• _WHAT IS REQUIRED_: Return the whole listing, keeping every character the same.

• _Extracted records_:
################

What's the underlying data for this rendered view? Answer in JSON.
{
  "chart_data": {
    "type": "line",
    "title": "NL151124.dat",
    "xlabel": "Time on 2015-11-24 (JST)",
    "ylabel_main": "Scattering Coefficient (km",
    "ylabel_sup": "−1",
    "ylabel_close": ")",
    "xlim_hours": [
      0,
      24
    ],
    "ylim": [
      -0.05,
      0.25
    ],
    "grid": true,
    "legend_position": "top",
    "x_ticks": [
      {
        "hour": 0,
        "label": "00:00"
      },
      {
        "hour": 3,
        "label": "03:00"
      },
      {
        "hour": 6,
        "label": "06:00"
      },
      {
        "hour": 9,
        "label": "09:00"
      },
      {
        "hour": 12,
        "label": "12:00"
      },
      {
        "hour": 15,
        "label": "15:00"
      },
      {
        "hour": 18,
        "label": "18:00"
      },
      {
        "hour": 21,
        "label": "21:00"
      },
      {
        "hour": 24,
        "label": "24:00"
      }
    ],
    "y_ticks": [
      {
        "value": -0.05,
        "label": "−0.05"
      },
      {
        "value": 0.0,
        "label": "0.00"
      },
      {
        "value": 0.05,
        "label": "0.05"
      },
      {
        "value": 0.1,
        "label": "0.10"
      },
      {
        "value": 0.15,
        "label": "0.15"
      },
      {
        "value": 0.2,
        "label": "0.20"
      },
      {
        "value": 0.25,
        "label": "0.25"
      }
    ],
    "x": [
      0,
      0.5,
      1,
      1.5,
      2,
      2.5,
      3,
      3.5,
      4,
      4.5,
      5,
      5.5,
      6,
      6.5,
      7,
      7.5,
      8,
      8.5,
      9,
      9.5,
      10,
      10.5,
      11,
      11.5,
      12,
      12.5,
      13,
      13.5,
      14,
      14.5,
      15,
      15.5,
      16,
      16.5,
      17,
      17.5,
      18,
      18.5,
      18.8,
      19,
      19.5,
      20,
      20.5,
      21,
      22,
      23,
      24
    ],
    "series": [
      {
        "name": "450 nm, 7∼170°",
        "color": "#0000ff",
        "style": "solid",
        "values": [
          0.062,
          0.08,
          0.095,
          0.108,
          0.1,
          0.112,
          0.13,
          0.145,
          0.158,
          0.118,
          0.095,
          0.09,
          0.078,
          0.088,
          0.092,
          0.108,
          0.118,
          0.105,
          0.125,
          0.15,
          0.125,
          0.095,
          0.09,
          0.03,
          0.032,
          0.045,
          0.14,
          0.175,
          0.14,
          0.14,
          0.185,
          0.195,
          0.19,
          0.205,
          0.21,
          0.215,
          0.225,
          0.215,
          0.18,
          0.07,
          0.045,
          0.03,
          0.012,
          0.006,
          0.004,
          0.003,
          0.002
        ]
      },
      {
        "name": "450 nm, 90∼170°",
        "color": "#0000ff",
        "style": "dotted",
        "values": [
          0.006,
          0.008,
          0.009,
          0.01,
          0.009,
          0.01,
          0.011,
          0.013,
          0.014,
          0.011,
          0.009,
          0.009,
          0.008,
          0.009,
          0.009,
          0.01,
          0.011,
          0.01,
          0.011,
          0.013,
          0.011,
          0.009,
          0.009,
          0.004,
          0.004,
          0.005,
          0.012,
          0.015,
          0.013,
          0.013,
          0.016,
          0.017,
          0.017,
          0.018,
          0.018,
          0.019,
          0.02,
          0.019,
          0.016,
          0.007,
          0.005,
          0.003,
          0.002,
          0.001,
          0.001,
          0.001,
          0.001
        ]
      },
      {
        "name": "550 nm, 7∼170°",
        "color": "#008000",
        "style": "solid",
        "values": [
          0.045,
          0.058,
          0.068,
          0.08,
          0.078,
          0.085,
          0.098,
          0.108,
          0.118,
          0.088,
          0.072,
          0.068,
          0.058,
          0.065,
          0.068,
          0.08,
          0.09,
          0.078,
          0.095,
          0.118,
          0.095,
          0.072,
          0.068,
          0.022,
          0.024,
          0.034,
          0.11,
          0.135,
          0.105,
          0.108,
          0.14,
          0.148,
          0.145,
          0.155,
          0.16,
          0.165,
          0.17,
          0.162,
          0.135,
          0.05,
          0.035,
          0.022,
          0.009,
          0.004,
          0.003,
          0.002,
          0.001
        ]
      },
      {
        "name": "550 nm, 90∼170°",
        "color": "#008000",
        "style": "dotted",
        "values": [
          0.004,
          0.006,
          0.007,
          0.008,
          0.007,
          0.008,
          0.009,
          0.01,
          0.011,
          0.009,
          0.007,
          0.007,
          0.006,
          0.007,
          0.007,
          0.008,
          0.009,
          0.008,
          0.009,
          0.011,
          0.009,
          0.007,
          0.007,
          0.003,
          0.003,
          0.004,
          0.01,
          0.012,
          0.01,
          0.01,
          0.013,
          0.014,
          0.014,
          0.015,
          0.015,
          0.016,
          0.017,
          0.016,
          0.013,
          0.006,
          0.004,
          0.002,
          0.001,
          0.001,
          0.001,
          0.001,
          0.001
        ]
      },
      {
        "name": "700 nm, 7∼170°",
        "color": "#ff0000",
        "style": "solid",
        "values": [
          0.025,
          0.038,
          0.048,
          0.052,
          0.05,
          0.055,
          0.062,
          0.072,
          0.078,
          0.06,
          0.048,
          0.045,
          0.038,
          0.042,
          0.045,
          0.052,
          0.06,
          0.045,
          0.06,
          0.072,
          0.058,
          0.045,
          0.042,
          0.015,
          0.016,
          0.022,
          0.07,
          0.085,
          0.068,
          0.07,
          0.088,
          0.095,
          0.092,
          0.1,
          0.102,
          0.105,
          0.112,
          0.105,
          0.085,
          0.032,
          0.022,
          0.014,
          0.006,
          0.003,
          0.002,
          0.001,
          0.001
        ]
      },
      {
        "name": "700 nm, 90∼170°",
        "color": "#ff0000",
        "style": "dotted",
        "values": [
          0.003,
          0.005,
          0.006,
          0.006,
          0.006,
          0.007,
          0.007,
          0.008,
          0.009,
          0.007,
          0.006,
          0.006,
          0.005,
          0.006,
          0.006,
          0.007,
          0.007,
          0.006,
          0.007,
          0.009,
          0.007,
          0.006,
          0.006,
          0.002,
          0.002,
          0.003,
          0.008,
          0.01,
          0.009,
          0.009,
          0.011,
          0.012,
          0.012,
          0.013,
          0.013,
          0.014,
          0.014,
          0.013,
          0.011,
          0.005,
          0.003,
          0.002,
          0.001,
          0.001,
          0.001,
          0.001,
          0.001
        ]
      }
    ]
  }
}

################

• _TASK ANSWER_:
What's the underlying data for this rendered view? Answer in JSON.
{
  "chart_data": {
    "type": "line",
    "title": "NL151124.dat",
    "xlabel": "Time on 2015-11-24 (JST)",
    "ylabel_main": "Scattering Coefficient (km",
    "ylabel_sup": "−1",
    "ylabel_close": ")",
    "xlim_hours": [
      0,
      24
    ],
    "ylim": [
      -0.05,
      0.25
    ],
    "grid": true,
    "legend_position": "top",
    "x_ticks": [
      {
        "hour": 0,
        "label": "00:00"
      },
      {
        "hour": 3,
        "label": "03:00"
      },
      {
        "hour": 6,
        "label": "06:00"
      },
      {
        "hour": 9,
        "label": "09:00"
      },
      {
        "hour": 12,
        "label": "12:00"
      },
      {
        "hour": 15,
        "label": "15:00"
      },
      {
        "hour": 18,
        "label": "18:00"
      },
      {
        "hour": 21,
        "label": "21:00"
      },
      {
        "hour": 24,
        "label": "24:00"
      }
    ],
    "y_ticks": [
      {
        "value": -0.05,
        "label": "−0.05"
      },
      {
        "value": 0.0,
        "label": "0.00"
      },
      {
        "value": 0.05,
        "label": "0.05"
      },
      {
        "value": 0.1,
        "label": "0.10"
      },
      {
        "value": 0.15,
        "label": "0.15"
      },
      {
        "value": 0.2,
        "label": "0.20"
      },
      {
        "value": 0.25,
        "label": "0.25"
      }
    ],
    "x": [
      0,
      0.5,
      1,
      1.5,
      2,
      2.5,
      3,
      3.5,
      4,
      4.5,
      5,
      5.5,
      6,
      6.5,
      7,
      7.5,
      8,
      8.5,
      9,
      9.5,
      10,
      10.5,
      11,
      11.5,
      12,
      12.5,
      13,
      13.5,
      14,
      14.5,
      15,
      15.5,
      16,
      16.5,
      17,
      17.5,
      18,
      18.5,
      18.8,
      19,
      19.5,
      20,
      20.5,
      21,
      22,
      23,
      24
    ],
    "series": [
      {
        "name": "450 nm, 7∼170°",
        "color": "#0000ff",
        "style": "solid",
        "values": [
          0.062,
          0.08,
          0.095,
          0.108,
          0.1,
          0.112,
          0.13,
          0.145,
          0.158,
          0.118,
          0.095,
          0.09,
          0.078,
          0.088,
          0.092,
          0.108,
          0.118,
          0.105,
          0.125,
          0.15,
          0.125,
          0.095,
          0.09,
          0.03,
          0.032,
          0.045,
          0.14,
          0.175,
          0.14,
          0.14,
          0.185,
          0.195,
          0.19,
          0.205,
          0.21,
          0.215,
          0.225,
          0.215,
          0.18,
          0.07,
          0.045,
          0.03,
          0.012,
          0.006,
          0.004,
          0.003,
          0.002
        ]
      },
      {
        "name": "450 nm, 90∼170°",
        "color": "#0000ff",
        "style": "dotted",
        "values": [
          0.006,
          0.008,
          0.009,
          0.01,
          0.009,
          0.01,
          0.011,
          0.013,
          0.014,
          0.011,
          0.009,
          0.009,
          0.008,
          0.009,
          0.009,
          0.01,
          0.011,
          0.01,
          0.011,
          0.013,
          0.011,
          0.009,
          0.009,
          0.004,
          0.004,
          0.005,
          0.012,
          0.015,
          0.013,
          0.013,
          0.016,
          0.017,
          0.017,
          0.018,
          0.018,
          0.019,
          0.02,
          0.019,
          0.016,
          0.007,
          0.005,
          0.003,
          0.002,
          0.001,
          0.001,
          0.001,
          0.001
        ]
      },
      {
        "name": "550 nm, 7∼170°",
        "color": "#008000",
        "style": "solid",
        "values": [
          0.045,
          0.058,
          0.068,
          0.08,
          0.078,
          0.085,
          0.098,
          0.108,
          0.118,
          0.088,
          0.072,
          0.068,
          0.058,
          0.065,
          0.068,
          0.08,
          0.09,
          0.078,
          0.095,
          0.118,
          0.095,
          0.072,
          0.068,
          0.022,
          0.024,
          0.034,
          0.11,
          0.135,
          0.105,
          0.108,
          0.14,
          0.148,
          0.145,
          0.155,
          0.16,
          0.165,
          0.17,
          0.162,
          0.135,
          0.05,
          0.035,
          0.022,
          0.009,
          0.004,
          0.003,
          0.002,
          0.001
        ]
      },
      {
        "name": "550 nm, 90∼170°",
        "color": "#008000",
        "style": "dotted",
        "values": [
          0.004,
          0.006,
          0.007,
          0.008,
          0.007,
          0.008,
          0.009,
          0.01,
          0.011,
          0.009,
          0.007,
          0.007,
          0.006,
          0.007,
          0.007,
          0.008,
          0.009,
          0.008,
          0.009,
          0.011,
          0.009,
          0.007,
          0.007,
          0.003,
          0.003,
          0.004,
          0.01,
          0.012,
          0.01,
          0.01,
          0.013,
          0.014,
          0.014,
          0.015,
          0.015,
          0.016,
          0.017,
          0.016,
          0.013,
          0.006,
          0.004,
          0.002,
          0.001,
          0.001,
          0.001,
          0.001,
          0.001
        ]
      },
      {
        "name": "700 nm, 7∼170°",
        "color": "#ff0000",
        "style": "solid",
        "values": [
          0.025,
          0.038,
          0.048,
          0.052,
          0.05,
          0.055,
          0.062,
          0.072,
          0.078,
          0.06,
          0.048,
          0.045,
          0.038,
          0.042,
          0.045,
          0.052,
          0.06,
          0.045,
          0.06,
          0.072,
          0.058,
          0.045,
          0.042,
          0.015,
          0.016,
          0.022,
          0.07,
          0.085,
          0.068,
          0.07,
          0.088,
          0.095,
          0.092,
          0.1,
          0.102,
          0.105,
          0.112,
          0.105,
          0.085,
          0.032,
          0.022,
          0.014,
          0.006,
          0.003,
          0.002,
          0.001,
          0.001
        ]
      },
      {
        "name": "700 nm, 90∼170°",
        "color": "#ff0000",
        "style": "dotted",
        "values": [
          0.003,
          0.005,
          0.006,
          0.006,
          0.006,
          0.007,
          0.007,
          0.008,
          0.009,
          0.007,
          0.006,
          0.006,
          0.005,
          0.006,
          0.006,
          0.007,
          0.007,
          0.006,
          0.007,
          0.009,
          0.007,
          0.006,
          0.006,
          0.002,
          0.002,
          0.003,
          0.008,
          0.01,
          0.009,
          0.009,
          0.011,
          0.012,
          0.012,
          0.013,
          0.013,
          0.014,
          0.014,
          0.013,
          0.011,
          0.005,
          0.003,
          0.002,
          0.001,
          0.001,
          0.001,
          0.001,
          0.001
        ]
      }
    ]
  }
}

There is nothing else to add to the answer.